TASK PROMPT:
Leave out the pictures and repeat the rest of the material exactly.

INFORMATION SHOWN:

»»

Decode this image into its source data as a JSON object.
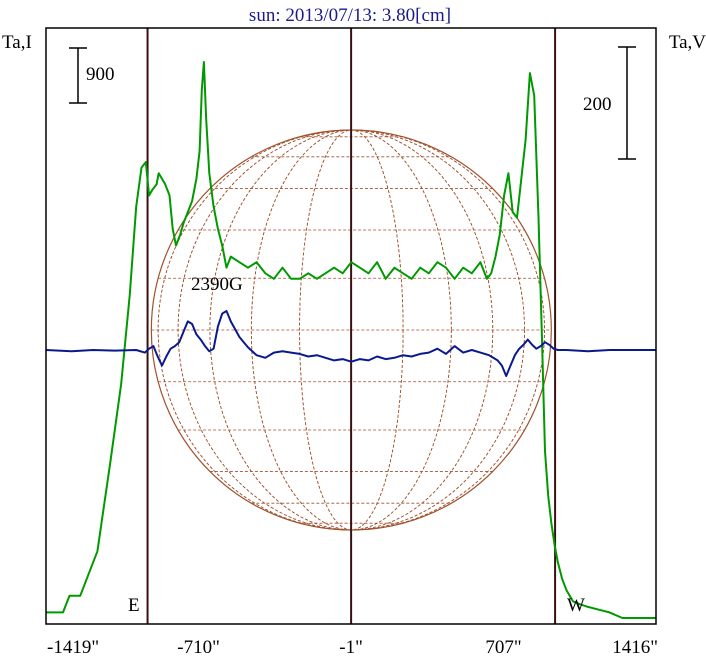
{
  "chart_data": {
    "type": "line",
    "title": "sun: 2013/07/13: 3.80[cm]",
    "left_axis_label": "Ta,I",
    "right_axis_label": "Ta,V",
    "left_scale_bar": "900",
    "right_scale_bar": "200",
    "annotation": "2390G",
    "east_label": "E",
    "west_label": "W",
    "x_ticks": [
      {
        "value": -1419,
        "label": "-1419\""
      },
      {
        "value": -710,
        "label": "-710\""
      },
      {
        "value": -1,
        "label": "-1\""
      },
      {
        "value": 707,
        "label": "707\""
      },
      {
        "value": 1416,
        "label": "1416\""
      }
    ],
    "xlim": [
      -1419,
      1416
    ],
    "vertical_lines": [
      -947,
      -1,
      947
    ],
    "colors": {
      "stokes_i": "#009900",
      "stokes_v": "#0a1a8c",
      "disk": "#a0522d",
      "title": "#1a1a8c",
      "frame": "#000000",
      "markers": "#3a1010"
    },
    "series": [
      {
        "name": "I",
        "x": [
          -1419,
          -1340,
          -1310,
          -1260,
          -1180,
          -1120,
          -1070,
          -1030,
          -1000,
          -975,
          -955,
          -940,
          -925,
          -905,
          -895,
          -880,
          -865,
          -845,
          -830,
          -815,
          -795,
          -780,
          -760,
          -740,
          -720,
          -705,
          -695,
          -685,
          -675,
          -660,
          -640,
          -620,
          -600,
          -580,
          -560,
          -520,
          -480,
          -440,
          -400,
          -360,
          -320,
          -280,
          -240,
          -200,
          -160,
          -120,
          -80,
          -40,
          0,
          40,
          80,
          120,
          160,
          200,
          240,
          280,
          320,
          360,
          400,
          440,
          480,
          520,
          560,
          600,
          630,
          650,
          670,
          690,
          710,
          730,
          750,
          770,
          790,
          810,
          830,
          850,
          870,
          885,
          900,
          915,
          930,
          945,
          960,
          980,
          1000,
          1030,
          1060,
          1100,
          1150,
          1200,
          1260,
          1330,
          1416
        ],
        "values": [
          0.01,
          0.01,
          0.04,
          0.04,
          0.12,
          0.28,
          0.42,
          0.58,
          0.74,
          0.81,
          0.82,
          0.76,
          0.77,
          0.78,
          0.8,
          0.79,
          0.78,
          0.76,
          0.7,
          0.67,
          0.69,
          0.71,
          0.73,
          0.75,
          0.79,
          0.84,
          0.95,
          1.0,
          0.9,
          0.8,
          0.74,
          0.7,
          0.67,
          0.63,
          0.65,
          0.64,
          0.63,
          0.64,
          0.62,
          0.61,
          0.63,
          0.61,
          0.61,
          0.62,
          0.61,
          0.62,
          0.63,
          0.62,
          0.64,
          0.63,
          0.62,
          0.64,
          0.61,
          0.63,
          0.62,
          0.61,
          0.63,
          0.62,
          0.64,
          0.63,
          0.61,
          0.63,
          0.62,
          0.64,
          0.61,
          0.62,
          0.65,
          0.69,
          0.76,
          0.8,
          0.73,
          0.72,
          0.79,
          0.86,
          0.98,
          0.94,
          0.72,
          0.52,
          0.3,
          0.22,
          0.17,
          0.13,
          0.1,
          0.07,
          0.05,
          0.03,
          0.025,
          0.02,
          0.015,
          0.01,
          0.0,
          0.0,
          0.0
        ]
      },
      {
        "name": "V",
        "x": [
          -1419,
          -1300,
          -1200,
          -1100,
          -1000,
          -960,
          -940,
          -920,
          -900,
          -880,
          -860,
          -840,
          -820,
          -800,
          -780,
          -760,
          -740,
          -720,
          -700,
          -680,
          -660,
          -640,
          -620,
          -600,
          -580,
          -560,
          -520,
          -480,
          -440,
          -400,
          -360,
          -320,
          -280,
          -240,
          -200,
          -160,
          -120,
          -80,
          -40,
          0,
          40,
          80,
          120,
          160,
          200,
          240,
          280,
          320,
          360,
          400,
          440,
          480,
          520,
          560,
          600,
          640,
          680,
          700,
          720,
          740,
          760,
          780,
          800,
          820,
          840,
          860,
          880,
          900,
          920,
          940,
          960,
          1000,
          1100,
          1200,
          1300,
          1416
        ],
        "values": [
          0.0,
          -0.01,
          0.0,
          -0.005,
          0.0,
          -0.02,
          0.01,
          0.03,
          -0.05,
          -0.12,
          -0.05,
          0.01,
          0.03,
          0.06,
          0.14,
          0.22,
          0.2,
          0.12,
          0.08,
          0.03,
          -0.01,
          0.01,
          0.18,
          0.28,
          0.3,
          0.22,
          0.1,
          0.02,
          -0.04,
          -0.06,
          -0.02,
          -0.01,
          -0.02,
          -0.03,
          -0.05,
          -0.04,
          -0.06,
          -0.08,
          -0.07,
          -0.09,
          -0.07,
          -0.08,
          -0.05,
          -0.07,
          -0.06,
          -0.04,
          -0.05,
          -0.03,
          -0.02,
          0.01,
          -0.03,
          0.03,
          -0.02,
          0.0,
          -0.02,
          -0.04,
          -0.08,
          -0.12,
          -0.2,
          -0.12,
          -0.04,
          0.01,
          0.04,
          0.08,
          0.04,
          0.01,
          0.03,
          0.06,
          0.04,
          0.01,
          0.0,
          0.0,
          -0.01,
          0.0,
          0.0,
          0.0
        ]
      }
    ],
    "grid": false,
    "legend": "none"
  }
}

««

RESULT OF THE TASK:
Decode this image into its source data as a JSON object.
{
  "chart_data": {
    "type": "line",
    "title": "sun: 2013/07/13: 3.80[cm]",
    "left_axis_label": "Ta,I",
    "right_axis_label": "Ta,V",
    "left_scale_bar": "900",
    "right_scale_bar": "200",
    "annotation": "2390G",
    "east_label": "E",
    "west_label": "W",
    "x_ticks": [
      {
        "value": -1419,
        "label": "-1419\""
      },
      {
        "value": -710,
        "label": "-710\""
      },
      {
        "value": -1,
        "label": "-1\""
      },
      {
        "value": 707,
        "label": "707\""
      },
      {
        "value": 1416,
        "label": "1416\""
      }
    ],
    "xlim": [
      -1419,
      1416
    ],
    "vertical_lines": [
      -947,
      -1,
      947
    ],
    "colors": {
      "stokes_i": "#009900",
      "stokes_v": "#0a1a8c",
      "disk": "#a0522d",
      "title": "#1a1a8c",
      "frame": "#000000",
      "markers": "#3a1010"
    },
    "series": [
      {
        "name": "I",
        "x": [
          -1419,
          -1340,
          -1310,
          -1260,
          -1180,
          -1120,
          -1070,
          -1030,
          -1000,
          -975,
          -955,
          -940,
          -925,
          -905,
          -895,
          -880,
          -865,
          -845,
          -830,
          -815,
          -795,
          -780,
          -760,
          -740,
          -720,
          -705,
          -695,
          -685,
          -675,
          -660,
          -640,
          -620,
          -600,
          -580,
          -560,
          -520,
          -480,
          -440,
          -400,
          -360,
          -320,
          -280,
          -240,
          -200,
          -160,
          -120,
          -80,
          -40,
          0,
          40,
          80,
          120,
          160,
          200,
          240,
          280,
          320,
          360,
          400,
          440,
          480,
          520,
          560,
          600,
          630,
          650,
          670,
          690,
          710,
          730,
          750,
          770,
          790,
          810,
          830,
          850,
          870,
          885,
          900,
          915,
          930,
          945,
          960,
          980,
          1000,
          1030,
          1060,
          1100,
          1150,
          1200,
          1260,
          1330,
          1416
        ],
        "values": [
          0.01,
          0.01,
          0.04,
          0.04,
          0.12,
          0.28,
          0.42,
          0.58,
          0.74,
          0.81,
          0.82,
          0.76,
          0.77,
          0.78,
          0.8,
          0.79,
          0.78,
          0.76,
          0.7,
          0.67,
          0.69,
          0.71,
          0.73,
          0.75,
          0.79,
          0.84,
          0.95,
          1.0,
          0.9,
          0.8,
          0.74,
          0.7,
          0.67,
          0.63,
          0.65,
          0.64,
          0.63,
          0.64,
          0.62,
          0.61,
          0.63,
          0.61,
          0.61,
          0.62,
          0.61,
          0.62,
          0.63,
          0.62,
          0.64,
          0.63,
          0.62,
          0.64,
          0.61,
          0.63,
          0.62,
          0.61,
          0.63,
          0.62,
          0.64,
          0.63,
          0.61,
          0.63,
          0.62,
          0.64,
          0.61,
          0.62,
          0.65,
          0.69,
          0.76,
          0.8,
          0.73,
          0.72,
          0.79,
          0.86,
          0.98,
          0.94,
          0.72,
          0.52,
          0.3,
          0.22,
          0.17,
          0.13,
          0.1,
          0.07,
          0.05,
          0.03,
          0.025,
          0.02,
          0.015,
          0.01,
          0.0,
          0.0,
          0.0
        ]
      },
      {
        "name": "V",
        "x": [
          -1419,
          -1300,
          -1200,
          -1100,
          -1000,
          -960,
          -940,
          -920,
          -900,
          -880,
          -860,
          -840,
          -820,
          -800,
          -780,
          -760,
          -740,
          -720,
          -700,
          -680,
          -660,
          -640,
          -620,
          -600,
          -580,
          -560,
          -520,
          -480,
          -440,
          -400,
          -360,
          -320,
          -280,
          -240,
          -200,
          -160,
          -120,
          -80,
          -40,
          0,
          40,
          80,
          120,
          160,
          200,
          240,
          280,
          320,
          360,
          400,
          440,
          480,
          520,
          560,
          600,
          640,
          680,
          700,
          720,
          740,
          760,
          780,
          800,
          820,
          840,
          860,
          880,
          900,
          920,
          940,
          960,
          1000,
          1100,
          1200,
          1300,
          1416
        ],
        "values": [
          0.0,
          -0.01,
          0.0,
          -0.005,
          0.0,
          -0.02,
          0.01,
          0.03,
          -0.05,
          -0.12,
          -0.05,
          0.01,
          0.03,
          0.06,
          0.14,
          0.22,
          0.2,
          0.12,
          0.08,
          0.03,
          -0.01,
          0.01,
          0.18,
          0.28,
          0.3,
          0.22,
          0.1,
          0.02,
          -0.04,
          -0.06,
          -0.02,
          -0.01,
          -0.02,
          -0.03,
          -0.05,
          -0.04,
          -0.06,
          -0.08,
          -0.07,
          -0.09,
          -0.07,
          -0.08,
          -0.05,
          -0.07,
          -0.06,
          -0.04,
          -0.05,
          -0.03,
          -0.02,
          0.01,
          -0.03,
          0.03,
          -0.02,
          0.0,
          -0.02,
          -0.04,
          -0.08,
          -0.12,
          -0.2,
          -0.12,
          -0.04,
          0.01,
          0.04,
          0.08,
          0.04,
          0.01,
          0.03,
          0.06,
          0.04,
          0.01,
          0.0,
          0.0,
          -0.01,
          0.0,
          0.0,
          0.0
        ]
      }
    ],
    "grid": false,
    "legend": "none"
  }
}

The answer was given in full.